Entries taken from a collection
>>

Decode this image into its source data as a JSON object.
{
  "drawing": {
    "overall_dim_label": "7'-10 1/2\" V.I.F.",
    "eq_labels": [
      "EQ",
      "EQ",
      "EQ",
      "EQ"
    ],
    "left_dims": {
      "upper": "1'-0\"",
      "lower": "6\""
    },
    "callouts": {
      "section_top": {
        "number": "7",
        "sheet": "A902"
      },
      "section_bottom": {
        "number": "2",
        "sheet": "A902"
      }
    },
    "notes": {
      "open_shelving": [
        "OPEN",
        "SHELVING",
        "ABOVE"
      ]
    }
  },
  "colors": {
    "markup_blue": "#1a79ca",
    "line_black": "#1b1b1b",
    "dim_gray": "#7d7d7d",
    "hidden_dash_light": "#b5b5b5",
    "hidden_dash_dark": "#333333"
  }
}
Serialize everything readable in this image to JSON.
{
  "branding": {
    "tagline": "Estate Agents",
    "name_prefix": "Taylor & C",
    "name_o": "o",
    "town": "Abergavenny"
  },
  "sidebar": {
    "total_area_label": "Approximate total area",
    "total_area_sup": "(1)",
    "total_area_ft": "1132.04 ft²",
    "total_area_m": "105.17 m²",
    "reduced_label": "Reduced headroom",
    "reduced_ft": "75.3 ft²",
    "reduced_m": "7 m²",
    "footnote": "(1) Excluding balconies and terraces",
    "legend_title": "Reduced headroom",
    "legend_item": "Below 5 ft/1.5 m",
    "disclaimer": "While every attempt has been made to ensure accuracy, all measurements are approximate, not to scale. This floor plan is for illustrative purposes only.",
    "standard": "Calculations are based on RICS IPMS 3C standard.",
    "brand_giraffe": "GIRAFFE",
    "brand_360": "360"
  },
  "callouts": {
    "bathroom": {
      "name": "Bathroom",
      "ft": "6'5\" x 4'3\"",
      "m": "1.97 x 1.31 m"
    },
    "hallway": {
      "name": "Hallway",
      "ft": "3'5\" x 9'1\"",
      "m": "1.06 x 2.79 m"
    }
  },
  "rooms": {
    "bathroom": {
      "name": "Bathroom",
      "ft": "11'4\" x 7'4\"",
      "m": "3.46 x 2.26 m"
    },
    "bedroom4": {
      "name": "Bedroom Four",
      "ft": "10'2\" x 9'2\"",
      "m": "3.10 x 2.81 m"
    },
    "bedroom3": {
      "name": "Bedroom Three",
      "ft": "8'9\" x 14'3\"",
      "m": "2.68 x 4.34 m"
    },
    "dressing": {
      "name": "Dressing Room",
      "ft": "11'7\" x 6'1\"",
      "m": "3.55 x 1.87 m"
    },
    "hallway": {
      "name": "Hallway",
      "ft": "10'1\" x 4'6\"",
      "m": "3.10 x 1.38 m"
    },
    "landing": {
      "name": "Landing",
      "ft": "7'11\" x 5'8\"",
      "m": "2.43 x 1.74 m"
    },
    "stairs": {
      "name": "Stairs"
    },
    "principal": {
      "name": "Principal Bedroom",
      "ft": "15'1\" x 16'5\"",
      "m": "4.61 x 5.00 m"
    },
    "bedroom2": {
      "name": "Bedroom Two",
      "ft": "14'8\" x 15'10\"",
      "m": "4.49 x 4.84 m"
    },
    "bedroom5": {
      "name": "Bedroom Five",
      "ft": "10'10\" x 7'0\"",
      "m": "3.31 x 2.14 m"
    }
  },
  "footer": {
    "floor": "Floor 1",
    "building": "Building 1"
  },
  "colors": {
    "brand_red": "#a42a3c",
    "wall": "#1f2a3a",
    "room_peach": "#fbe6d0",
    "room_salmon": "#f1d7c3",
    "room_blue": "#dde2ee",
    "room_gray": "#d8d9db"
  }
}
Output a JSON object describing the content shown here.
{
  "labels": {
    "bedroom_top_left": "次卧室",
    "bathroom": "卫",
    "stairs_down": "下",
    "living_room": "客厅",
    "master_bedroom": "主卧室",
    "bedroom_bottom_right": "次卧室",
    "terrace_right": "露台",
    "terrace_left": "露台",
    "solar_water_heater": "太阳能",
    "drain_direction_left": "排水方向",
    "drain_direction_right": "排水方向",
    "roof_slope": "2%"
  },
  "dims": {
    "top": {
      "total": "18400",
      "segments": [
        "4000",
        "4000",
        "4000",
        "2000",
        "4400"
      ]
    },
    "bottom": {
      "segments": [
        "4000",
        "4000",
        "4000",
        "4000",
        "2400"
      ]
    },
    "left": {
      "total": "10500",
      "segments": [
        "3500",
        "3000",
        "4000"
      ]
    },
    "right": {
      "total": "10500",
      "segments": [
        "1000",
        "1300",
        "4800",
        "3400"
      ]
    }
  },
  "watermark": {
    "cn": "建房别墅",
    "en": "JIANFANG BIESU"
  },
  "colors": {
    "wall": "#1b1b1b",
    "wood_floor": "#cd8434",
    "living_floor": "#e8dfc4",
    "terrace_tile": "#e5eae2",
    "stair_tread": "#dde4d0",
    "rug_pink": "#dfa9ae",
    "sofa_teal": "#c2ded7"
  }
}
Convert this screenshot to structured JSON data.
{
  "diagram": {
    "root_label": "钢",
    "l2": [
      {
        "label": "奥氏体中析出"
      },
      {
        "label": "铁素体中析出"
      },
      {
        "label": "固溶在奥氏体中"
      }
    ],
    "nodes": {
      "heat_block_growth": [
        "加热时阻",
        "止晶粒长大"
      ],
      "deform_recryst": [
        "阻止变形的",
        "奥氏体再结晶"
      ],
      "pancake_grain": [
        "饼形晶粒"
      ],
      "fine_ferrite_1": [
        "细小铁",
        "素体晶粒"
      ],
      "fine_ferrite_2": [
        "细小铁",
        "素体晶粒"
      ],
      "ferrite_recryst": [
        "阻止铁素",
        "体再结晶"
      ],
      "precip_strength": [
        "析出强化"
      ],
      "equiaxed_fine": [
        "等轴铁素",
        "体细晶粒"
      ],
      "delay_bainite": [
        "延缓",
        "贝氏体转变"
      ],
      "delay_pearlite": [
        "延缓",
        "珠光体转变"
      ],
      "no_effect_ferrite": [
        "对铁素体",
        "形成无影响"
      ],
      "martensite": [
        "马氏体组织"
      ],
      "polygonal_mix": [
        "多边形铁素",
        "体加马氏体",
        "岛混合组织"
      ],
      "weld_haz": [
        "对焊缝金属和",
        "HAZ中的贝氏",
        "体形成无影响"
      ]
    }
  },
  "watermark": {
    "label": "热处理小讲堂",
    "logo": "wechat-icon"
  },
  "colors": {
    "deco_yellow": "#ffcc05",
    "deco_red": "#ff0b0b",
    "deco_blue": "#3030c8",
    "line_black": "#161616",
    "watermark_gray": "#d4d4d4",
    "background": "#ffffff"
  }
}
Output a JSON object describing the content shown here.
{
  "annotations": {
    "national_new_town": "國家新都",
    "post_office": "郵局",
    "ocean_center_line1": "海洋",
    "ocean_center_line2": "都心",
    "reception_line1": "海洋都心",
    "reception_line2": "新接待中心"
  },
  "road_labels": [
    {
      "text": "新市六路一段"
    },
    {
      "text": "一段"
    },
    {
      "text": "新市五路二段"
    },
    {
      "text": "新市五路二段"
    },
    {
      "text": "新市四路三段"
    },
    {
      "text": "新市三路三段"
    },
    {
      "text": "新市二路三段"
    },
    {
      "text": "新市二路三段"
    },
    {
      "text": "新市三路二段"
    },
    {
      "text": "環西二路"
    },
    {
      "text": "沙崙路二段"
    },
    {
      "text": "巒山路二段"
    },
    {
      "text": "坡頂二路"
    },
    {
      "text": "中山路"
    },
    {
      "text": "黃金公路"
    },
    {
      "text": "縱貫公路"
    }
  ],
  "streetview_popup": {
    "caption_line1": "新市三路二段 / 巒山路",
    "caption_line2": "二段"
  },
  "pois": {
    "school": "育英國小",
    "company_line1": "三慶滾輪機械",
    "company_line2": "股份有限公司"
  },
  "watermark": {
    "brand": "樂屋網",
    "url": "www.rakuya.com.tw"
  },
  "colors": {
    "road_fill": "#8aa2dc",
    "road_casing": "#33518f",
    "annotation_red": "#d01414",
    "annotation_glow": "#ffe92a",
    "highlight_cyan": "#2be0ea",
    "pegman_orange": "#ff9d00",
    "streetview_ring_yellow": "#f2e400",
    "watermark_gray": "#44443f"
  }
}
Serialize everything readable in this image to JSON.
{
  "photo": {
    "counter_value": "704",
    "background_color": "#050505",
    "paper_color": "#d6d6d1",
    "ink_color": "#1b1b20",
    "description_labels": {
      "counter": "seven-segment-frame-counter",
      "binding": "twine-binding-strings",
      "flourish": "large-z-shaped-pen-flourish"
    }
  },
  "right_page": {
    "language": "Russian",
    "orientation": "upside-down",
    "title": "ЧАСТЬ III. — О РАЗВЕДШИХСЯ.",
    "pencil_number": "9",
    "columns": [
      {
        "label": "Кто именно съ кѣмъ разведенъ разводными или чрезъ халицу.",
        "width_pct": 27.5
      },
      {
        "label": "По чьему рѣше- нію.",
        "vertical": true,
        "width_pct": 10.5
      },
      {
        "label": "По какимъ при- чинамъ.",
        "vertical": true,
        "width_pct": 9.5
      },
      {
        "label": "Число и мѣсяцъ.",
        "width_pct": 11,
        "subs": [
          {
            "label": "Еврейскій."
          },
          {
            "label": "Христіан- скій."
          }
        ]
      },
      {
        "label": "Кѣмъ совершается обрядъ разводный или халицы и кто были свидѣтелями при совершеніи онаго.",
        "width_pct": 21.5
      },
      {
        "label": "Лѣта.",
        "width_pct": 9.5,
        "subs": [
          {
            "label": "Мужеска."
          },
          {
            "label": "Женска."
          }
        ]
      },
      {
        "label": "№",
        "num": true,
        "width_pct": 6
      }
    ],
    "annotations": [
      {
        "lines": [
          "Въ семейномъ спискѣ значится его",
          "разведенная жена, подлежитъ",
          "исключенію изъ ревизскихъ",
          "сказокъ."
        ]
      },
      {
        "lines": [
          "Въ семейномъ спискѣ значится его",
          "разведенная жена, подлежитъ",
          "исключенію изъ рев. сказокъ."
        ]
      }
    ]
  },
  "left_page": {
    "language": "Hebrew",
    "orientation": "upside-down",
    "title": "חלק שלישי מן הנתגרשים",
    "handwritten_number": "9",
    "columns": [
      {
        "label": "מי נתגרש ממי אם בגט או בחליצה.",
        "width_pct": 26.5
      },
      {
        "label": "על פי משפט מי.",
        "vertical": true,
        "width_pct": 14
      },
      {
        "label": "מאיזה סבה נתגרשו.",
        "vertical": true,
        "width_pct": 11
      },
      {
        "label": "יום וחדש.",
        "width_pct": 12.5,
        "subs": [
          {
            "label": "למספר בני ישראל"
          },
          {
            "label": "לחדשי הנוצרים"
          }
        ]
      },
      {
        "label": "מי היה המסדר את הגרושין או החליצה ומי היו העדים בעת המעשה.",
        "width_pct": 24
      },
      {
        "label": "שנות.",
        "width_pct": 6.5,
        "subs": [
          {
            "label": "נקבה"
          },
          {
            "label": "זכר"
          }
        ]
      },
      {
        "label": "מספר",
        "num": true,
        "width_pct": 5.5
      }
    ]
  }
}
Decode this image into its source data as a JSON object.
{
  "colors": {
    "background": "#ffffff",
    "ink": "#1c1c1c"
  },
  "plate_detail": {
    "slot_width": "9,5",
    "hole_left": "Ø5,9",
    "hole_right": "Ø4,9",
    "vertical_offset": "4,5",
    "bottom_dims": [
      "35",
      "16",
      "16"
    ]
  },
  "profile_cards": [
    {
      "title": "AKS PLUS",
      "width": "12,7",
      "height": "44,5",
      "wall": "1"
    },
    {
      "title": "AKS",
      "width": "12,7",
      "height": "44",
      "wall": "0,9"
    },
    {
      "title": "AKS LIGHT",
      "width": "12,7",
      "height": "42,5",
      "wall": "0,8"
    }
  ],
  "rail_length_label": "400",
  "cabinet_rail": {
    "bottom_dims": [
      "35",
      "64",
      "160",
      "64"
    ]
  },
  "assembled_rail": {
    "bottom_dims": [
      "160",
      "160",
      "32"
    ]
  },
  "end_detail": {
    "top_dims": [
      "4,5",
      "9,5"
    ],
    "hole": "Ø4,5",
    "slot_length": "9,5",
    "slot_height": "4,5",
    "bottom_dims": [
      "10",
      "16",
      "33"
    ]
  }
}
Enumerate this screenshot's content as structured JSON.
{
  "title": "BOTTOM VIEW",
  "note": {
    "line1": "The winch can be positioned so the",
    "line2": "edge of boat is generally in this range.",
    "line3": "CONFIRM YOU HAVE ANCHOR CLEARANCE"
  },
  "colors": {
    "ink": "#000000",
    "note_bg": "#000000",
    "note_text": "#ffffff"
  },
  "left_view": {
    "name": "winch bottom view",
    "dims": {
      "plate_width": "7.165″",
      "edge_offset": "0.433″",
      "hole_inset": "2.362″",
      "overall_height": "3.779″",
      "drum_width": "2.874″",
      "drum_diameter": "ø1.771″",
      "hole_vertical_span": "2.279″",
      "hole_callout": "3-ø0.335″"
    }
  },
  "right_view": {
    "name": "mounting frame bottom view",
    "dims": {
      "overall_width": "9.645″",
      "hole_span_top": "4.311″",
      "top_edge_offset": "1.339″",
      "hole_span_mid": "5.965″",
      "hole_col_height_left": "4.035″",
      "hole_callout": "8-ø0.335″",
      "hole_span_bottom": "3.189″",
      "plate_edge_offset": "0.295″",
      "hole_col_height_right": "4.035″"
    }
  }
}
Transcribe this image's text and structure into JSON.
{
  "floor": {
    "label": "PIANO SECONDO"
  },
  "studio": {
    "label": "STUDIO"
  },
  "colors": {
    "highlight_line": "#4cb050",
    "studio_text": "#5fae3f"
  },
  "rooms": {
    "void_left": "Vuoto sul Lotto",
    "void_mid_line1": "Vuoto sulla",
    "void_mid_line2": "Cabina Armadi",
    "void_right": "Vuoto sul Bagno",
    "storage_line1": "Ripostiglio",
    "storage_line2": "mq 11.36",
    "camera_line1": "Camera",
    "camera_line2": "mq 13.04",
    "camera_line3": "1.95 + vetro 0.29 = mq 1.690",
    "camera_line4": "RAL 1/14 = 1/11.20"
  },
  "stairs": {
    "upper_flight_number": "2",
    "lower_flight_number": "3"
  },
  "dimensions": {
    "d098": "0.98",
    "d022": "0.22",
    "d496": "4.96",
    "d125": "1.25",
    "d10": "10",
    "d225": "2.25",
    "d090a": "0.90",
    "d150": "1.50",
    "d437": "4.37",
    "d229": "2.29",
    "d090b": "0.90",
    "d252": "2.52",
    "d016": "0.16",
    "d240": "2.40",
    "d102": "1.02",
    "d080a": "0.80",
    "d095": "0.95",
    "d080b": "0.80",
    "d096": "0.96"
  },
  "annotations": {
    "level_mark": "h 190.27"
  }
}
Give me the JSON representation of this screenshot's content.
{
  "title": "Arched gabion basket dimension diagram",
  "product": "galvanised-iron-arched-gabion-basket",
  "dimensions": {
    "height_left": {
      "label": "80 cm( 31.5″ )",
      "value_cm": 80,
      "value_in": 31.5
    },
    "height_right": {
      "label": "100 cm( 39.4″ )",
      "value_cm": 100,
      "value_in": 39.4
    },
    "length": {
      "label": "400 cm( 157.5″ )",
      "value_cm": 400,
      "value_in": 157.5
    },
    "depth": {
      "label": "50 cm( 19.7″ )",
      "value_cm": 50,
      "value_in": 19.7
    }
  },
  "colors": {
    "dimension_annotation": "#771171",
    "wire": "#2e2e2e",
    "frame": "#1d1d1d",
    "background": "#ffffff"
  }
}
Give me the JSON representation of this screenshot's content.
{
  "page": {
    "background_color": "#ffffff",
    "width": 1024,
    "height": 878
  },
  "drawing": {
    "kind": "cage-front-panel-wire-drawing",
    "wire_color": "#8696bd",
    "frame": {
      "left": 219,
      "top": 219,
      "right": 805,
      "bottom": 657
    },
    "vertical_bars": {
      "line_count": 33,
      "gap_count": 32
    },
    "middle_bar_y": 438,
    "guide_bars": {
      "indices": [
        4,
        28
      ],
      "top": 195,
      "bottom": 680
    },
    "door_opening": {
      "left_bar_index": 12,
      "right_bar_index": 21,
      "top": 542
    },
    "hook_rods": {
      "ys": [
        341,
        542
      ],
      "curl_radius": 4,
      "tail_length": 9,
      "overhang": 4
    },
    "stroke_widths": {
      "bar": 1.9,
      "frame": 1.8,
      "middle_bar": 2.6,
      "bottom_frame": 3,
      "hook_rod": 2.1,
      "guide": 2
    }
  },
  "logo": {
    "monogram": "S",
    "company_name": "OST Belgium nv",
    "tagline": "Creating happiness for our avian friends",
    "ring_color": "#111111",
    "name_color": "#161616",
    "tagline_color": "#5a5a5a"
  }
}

<<

What you have to do: Every line of the records that includes the word "winch" should be gathered.

Response to this task:
    "line1": "The winch can be positioned so the",
    "name": "winch bottom view",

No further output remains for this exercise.